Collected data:
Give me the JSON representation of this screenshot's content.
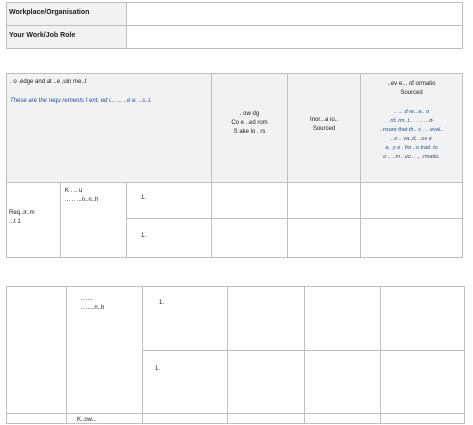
{
  "top_rows": [
    {
      "label": "Workplace/Organisation",
      "value": ""
    },
    {
      "label": "Your Work/Job Role",
      "value": ""
    }
  ],
  "table_header": {
    "requirement_title": ". o   .edge and   at   ..e ,uin me..t",
    "requirement_subtitle": "These are the requ rements I  ent, ed i...   ...  ..e      e.  ..s..t.",
    "col_knowledge": ".  ow    dg\nCo  e ..ed  rom\nS ake  lo  .  rs",
    "col_info_sourced": "Inor...a io..\nSourced",
    "col_review_title": "..ev e... of     ormatio\nSourced",
    "col_review_subtitle": "..  ...  d  re...e..  o\n.nf..rm..t..  . .  ..   ..  d-\n..nsure that th..  s . ..   eval..\n..o       ..    va..d, ..os  e\na,  .y  e   .  fro   ..o  trad.  to\no  ..  ..m  .  uo  .. .,  .rmatio."
  },
  "section1": {
    "row_label": "Req..ir..m\n...t  1",
    "sub_label": "K    .   ..   u\n...  ..  ...n..n..h",
    "items": [
      "1.",
      "1."
    ]
  },
  "section2": {
    "sub_label": "..    ....\n..  .....n..h",
    "items": [
      "1.",
      "1."
    ]
  },
  "section3": {
    "sub_label": "K..ow..."
  }
}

— GIVEN TASK —
Each entry gets copied exactly; the pictures stay out.

— OUTPUT BELOW —
Give me the JSON representation of this screenshot's content.
{
  "top_rows": [
    {
      "label": "Workplace/Organisation",
      "value": ""
    },
    {
      "label": "Your Work/Job Role",
      "value": ""
    }
  ],
  "table_header": {
    "requirement_title": ". o   .edge and   at   ..e ,uin me..t",
    "requirement_subtitle": "These are the requ rements I  ent, ed i...   ...  ..e      e.  ..s..t.",
    "col_knowledge": ".  ow    dg\nCo  e ..ed  rom\nS ake  lo  .  rs",
    "col_info_sourced": "Inor...a io..\nSourced",
    "col_review_title": "..ev e... of     ormatio\nSourced",
    "col_review_subtitle": "..  ...  d  re...e..  o\n.nf..rm..t..  . .  ..   ..  d-\n..nsure that th..  s . ..   eval..\n..o       ..    va..d, ..os  e\na,  .y  e   .  fro   ..o  trad.  to\no  ..  ..m  .  uo  .. .,  .rmatio."
  },
  "section1": {
    "row_label": "Req..ir..m\n...t  1",
    "sub_label": "K    .   ..   u\n...  ..  ...n..n..h",
    "items": [
      "1.",
      "1."
    ]
  },
  "section2": {
    "sub_label": "..    ....\n..  .....n..h",
    "items": [
      "1.",
      "1."
    ]
  },
  "section3": {
    "sub_label": "K..ow..."
  }
}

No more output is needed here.